╭─ Reading text
Microsoft says it offered Sony a 10-year deal to keep Call of Duty on PlayStation

PlayStation denies it has been overstating the importance of the series in talks with regulators

Microsoft says it offered Sony a 10-year deal to keep Call of Duty on PlayStation

Microsoft has reportedly offered Sony a deal that would see the Call of Duty franchise remain on PlayStation for a decade.

The Xbox maker told the New York Times that it had offered the 10-year deal to Sony on November 11. Sony declined to comment on the claim.

The future of the Call of Duty series as a multiplatform product is one of the key areas being examined by worldwide regulators scrutinising Microsoft’s proposed $68.7 billion acquisition of Activision Blizzard.

Of the 16 governments reviewing the deal, only Saudi Arabia and Brazil have approved it so far, although Microsoft said it expects Serbia to do so shortly.

In September, Xbox boss Phil Spencer said Microsoft had committed to making Call of Duty available on PlayStation for “several more years” after Sony’s current deal with Activision expires, which will reportedly follow the release of a new game from Black Ops developer Treyarch in 2024.

However, PlayStation boss Jim Ryan, who is reportedly seeking access to future Call of Duty games on equal terms and in perpetuity, responded publicly by calling Microsoft’s proposal for keeping the series on PlayStation consoles “inadequate on many levels”.

Since then, UK and European regulators have expanded their initial inquiries into the deal into in-depth investigations, and Microsoft has said it’s willing to making concessions on the future of the Call of Duty series.

Last week, Spencer said he was open to making a commitment to Sony and regulators that Call of Duty would stay on PlayStation on a longer-term basis than currently agreed.
╰─
╭─ Listed entries
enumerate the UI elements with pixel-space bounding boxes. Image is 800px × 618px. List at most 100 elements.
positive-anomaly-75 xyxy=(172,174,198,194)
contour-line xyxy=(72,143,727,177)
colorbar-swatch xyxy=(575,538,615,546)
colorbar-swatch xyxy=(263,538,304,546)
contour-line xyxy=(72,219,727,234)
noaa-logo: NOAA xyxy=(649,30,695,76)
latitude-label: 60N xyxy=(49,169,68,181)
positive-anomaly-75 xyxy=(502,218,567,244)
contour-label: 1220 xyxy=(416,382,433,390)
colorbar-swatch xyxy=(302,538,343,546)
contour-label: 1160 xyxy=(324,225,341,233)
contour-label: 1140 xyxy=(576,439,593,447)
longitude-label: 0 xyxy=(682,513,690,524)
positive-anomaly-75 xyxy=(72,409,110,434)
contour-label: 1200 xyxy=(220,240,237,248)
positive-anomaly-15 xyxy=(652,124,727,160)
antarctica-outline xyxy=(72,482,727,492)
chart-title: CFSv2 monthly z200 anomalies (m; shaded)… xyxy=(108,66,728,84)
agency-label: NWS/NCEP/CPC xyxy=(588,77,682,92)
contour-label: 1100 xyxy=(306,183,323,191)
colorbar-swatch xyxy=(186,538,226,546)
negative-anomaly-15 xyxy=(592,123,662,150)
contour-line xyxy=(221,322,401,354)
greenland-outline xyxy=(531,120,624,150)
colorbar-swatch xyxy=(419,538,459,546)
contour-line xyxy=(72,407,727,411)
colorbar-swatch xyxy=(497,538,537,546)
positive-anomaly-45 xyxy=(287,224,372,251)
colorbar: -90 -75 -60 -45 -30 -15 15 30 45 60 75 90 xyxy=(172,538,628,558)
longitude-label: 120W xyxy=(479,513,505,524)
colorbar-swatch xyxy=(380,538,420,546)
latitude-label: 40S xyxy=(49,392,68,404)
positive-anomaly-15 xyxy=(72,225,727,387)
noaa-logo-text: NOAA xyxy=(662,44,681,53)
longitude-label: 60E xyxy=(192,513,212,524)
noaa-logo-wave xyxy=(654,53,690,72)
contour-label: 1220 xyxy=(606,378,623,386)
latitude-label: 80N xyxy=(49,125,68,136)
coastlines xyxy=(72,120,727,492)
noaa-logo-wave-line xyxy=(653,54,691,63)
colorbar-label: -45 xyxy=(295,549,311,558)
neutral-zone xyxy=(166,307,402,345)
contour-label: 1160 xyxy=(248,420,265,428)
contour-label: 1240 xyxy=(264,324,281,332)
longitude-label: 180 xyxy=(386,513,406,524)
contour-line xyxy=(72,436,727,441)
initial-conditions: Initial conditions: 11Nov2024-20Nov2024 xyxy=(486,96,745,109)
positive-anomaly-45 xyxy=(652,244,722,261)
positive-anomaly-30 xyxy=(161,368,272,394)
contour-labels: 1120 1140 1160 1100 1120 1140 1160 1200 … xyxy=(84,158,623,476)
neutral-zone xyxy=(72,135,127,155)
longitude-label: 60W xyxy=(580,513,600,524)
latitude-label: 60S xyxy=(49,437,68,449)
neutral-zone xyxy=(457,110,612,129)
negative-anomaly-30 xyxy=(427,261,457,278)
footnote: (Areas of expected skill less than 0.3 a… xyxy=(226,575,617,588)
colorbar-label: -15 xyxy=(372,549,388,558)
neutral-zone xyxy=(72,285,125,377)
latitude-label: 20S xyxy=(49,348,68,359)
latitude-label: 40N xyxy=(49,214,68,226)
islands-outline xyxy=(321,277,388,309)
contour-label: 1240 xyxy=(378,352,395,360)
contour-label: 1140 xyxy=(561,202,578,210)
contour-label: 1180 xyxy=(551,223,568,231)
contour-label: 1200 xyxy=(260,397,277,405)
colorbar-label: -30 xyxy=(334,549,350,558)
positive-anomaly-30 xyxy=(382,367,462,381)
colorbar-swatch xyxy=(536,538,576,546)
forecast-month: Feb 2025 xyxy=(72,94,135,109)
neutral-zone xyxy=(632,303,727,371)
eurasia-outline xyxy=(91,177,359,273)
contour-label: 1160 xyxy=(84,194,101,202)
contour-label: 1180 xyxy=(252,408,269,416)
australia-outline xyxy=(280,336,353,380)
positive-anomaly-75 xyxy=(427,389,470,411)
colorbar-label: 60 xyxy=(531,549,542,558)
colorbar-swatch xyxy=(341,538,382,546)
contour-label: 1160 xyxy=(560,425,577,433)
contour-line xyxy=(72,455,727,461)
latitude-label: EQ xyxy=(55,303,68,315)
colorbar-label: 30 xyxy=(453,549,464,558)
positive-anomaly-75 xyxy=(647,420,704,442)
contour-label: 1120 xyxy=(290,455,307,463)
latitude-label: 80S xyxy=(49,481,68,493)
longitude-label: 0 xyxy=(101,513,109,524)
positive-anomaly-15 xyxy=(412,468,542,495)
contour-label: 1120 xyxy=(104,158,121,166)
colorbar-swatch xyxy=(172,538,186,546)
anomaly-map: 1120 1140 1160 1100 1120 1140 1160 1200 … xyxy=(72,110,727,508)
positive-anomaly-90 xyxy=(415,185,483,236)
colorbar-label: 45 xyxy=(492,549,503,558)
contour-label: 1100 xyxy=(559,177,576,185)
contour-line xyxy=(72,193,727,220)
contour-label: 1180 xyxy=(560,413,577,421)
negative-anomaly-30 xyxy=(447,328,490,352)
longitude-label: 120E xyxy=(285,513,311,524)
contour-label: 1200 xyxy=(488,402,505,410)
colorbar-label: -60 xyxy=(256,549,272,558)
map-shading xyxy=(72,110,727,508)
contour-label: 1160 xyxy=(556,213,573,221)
╰─
= Work instructions =
(1) In the Call of Duty article, on what date did Microsoft say it offered Sony the 10-year deal?
(2) Reproduce the passage of the Call of Duty article that starts at the words "The Xbox maker" and stops after "do so shortly.".

= Results in order =
(1) November 11

(2)
The Xbox maker told the New York Times that it had offered the 10-year deal to Sony on November 11. Sony declined to comment on the claim.

The future of the Call of Duty series as a multiplatform product is one of the key areas being examined by worldwide regulators scrutinising Microsoft’s proposed $68.7 billion acquisition of Activision Blizzard.

Of the 16 governments reviewing the deal, only Saudi Arabia and Brazil have approved it so far, although Microsoft said it expects Serbia to do so shortly.